____ DATA SHOWN
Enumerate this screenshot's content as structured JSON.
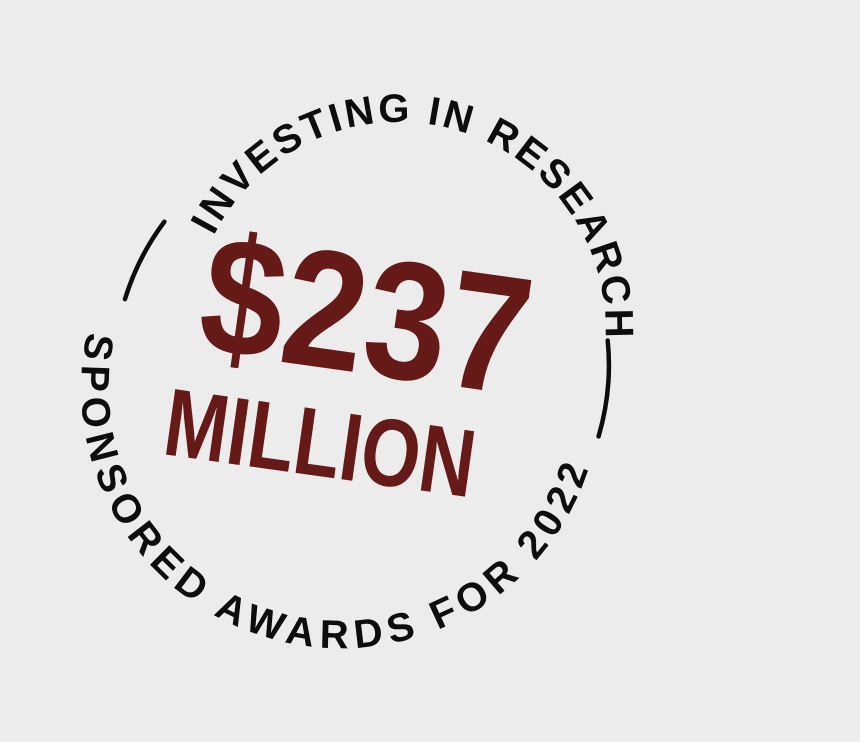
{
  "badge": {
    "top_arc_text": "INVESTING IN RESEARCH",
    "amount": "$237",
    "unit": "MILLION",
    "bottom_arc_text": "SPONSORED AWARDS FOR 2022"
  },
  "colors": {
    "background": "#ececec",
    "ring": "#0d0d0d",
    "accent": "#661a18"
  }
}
________
* _AIM OF THE TASK_:
Above are records with pictures; repeat the records exactly and leave the pictures out.

* _EXPECTED ANSWER_:
Enumerate this screenshot's content as structured JSON.
{
  "badge": {
    "top_arc_text": "INVESTING IN RESEARCH",
    "amount": "$237",
    "unit": "MILLION",
    "bottom_arc_text": "SPONSORED AWARDS FOR 2022"
  },
  "colors": {
    "background": "#ececec",
    "ring": "#0d0d0d",
    "accent": "#661a18"
  }
}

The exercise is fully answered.